■ Raw records
>> Begin
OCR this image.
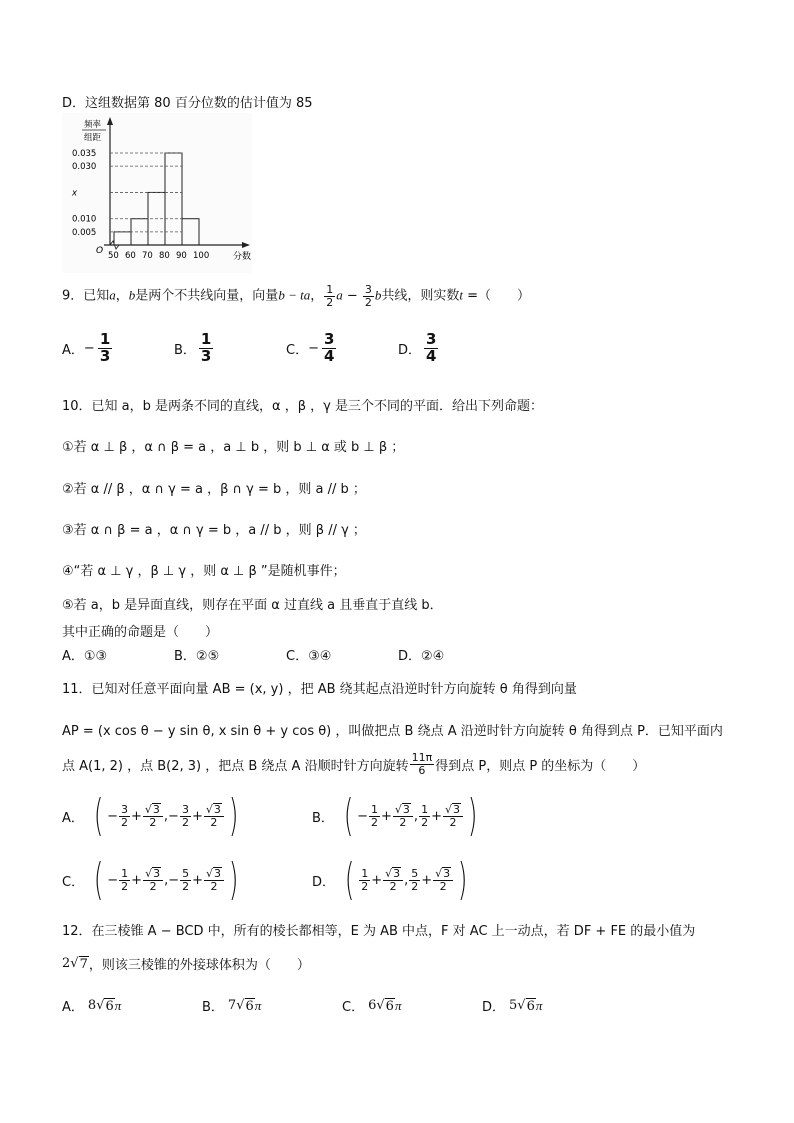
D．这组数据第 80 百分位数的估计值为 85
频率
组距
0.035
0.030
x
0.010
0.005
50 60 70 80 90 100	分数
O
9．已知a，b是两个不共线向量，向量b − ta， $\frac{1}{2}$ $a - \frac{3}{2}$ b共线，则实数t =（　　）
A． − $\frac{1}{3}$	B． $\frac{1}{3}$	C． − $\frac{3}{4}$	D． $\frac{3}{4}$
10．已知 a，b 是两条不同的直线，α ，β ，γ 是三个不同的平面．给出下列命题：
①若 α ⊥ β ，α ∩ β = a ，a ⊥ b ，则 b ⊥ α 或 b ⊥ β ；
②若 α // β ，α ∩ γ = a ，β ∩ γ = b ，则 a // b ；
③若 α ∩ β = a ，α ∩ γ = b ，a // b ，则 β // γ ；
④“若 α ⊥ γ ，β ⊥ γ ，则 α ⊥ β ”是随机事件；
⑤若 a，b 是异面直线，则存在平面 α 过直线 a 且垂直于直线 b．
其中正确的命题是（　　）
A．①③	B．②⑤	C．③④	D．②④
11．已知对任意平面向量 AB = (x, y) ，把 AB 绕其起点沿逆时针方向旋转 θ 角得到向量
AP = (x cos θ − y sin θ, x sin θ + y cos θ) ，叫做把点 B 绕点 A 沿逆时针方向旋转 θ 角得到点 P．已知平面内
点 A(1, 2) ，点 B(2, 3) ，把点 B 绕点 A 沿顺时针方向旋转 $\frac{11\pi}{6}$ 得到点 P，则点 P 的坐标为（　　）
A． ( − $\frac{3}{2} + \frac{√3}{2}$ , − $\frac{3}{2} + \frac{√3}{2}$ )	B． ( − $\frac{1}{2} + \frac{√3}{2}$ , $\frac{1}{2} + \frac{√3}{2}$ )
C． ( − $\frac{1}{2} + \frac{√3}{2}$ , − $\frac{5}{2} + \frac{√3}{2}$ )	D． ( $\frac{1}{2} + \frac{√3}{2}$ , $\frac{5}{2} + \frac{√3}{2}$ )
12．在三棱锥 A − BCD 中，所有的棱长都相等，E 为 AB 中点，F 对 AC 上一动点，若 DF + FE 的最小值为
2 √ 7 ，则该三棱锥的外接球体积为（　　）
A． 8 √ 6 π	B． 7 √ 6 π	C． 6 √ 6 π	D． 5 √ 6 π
>> End
>> Begin
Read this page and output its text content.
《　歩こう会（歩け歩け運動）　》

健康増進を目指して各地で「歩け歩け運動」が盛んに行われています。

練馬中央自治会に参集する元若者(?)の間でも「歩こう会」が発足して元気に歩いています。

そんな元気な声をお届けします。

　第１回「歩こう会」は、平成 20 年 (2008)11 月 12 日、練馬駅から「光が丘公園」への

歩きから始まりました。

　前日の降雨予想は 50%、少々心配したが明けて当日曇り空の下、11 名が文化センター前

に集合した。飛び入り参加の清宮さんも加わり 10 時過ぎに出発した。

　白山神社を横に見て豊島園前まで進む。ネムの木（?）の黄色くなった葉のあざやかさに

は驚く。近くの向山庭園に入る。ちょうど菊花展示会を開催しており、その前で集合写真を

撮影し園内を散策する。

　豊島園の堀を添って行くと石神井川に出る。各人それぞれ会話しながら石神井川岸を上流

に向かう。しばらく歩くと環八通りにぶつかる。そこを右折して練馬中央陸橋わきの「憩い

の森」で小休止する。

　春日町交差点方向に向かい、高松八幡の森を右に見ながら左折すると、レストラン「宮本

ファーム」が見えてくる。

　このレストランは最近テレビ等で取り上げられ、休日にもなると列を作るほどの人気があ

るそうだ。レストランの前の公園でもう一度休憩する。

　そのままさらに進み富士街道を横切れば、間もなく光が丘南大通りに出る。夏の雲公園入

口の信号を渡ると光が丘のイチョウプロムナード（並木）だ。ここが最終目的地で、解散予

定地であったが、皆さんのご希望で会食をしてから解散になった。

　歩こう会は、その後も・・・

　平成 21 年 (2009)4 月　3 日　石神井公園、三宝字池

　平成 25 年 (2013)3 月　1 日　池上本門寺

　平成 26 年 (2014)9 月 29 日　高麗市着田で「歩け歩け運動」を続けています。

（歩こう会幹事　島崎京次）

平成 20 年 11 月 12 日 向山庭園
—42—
>> End
>> Begin
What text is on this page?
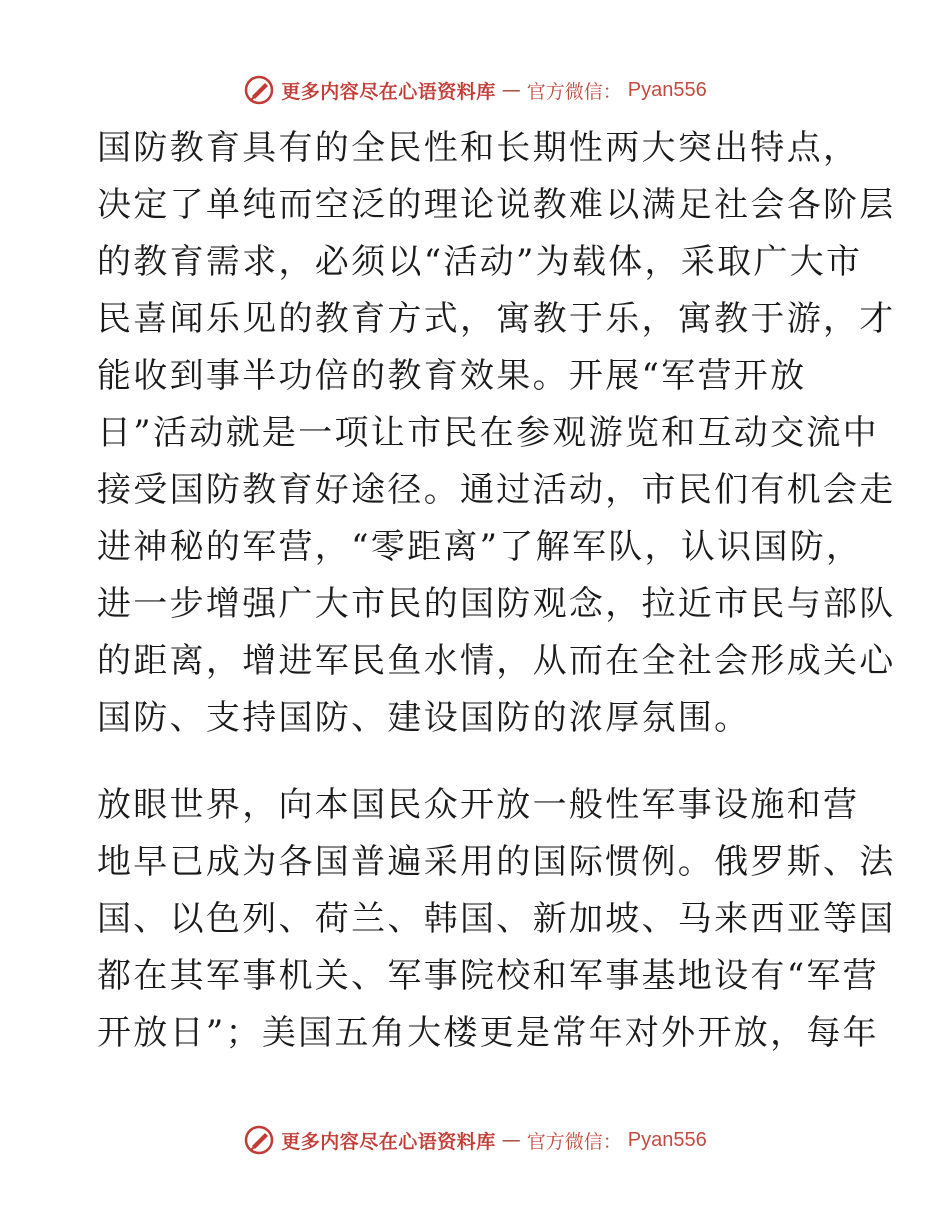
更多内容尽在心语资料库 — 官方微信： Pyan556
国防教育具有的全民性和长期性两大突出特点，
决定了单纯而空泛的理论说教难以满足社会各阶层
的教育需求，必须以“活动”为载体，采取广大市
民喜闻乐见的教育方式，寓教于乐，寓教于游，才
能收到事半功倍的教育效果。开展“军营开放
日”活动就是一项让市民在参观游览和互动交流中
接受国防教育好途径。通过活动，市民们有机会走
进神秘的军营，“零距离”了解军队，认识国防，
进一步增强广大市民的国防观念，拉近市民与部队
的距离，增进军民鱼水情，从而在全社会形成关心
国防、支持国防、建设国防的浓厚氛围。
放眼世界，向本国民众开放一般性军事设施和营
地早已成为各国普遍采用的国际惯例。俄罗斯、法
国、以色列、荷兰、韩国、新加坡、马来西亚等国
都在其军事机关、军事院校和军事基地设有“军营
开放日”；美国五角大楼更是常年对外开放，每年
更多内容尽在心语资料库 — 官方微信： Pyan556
>> End
■ What to do
Using the material above, gather every line that includes "page".

■ Solution for this exercise
Read this page and output its text content.
What text is on this page?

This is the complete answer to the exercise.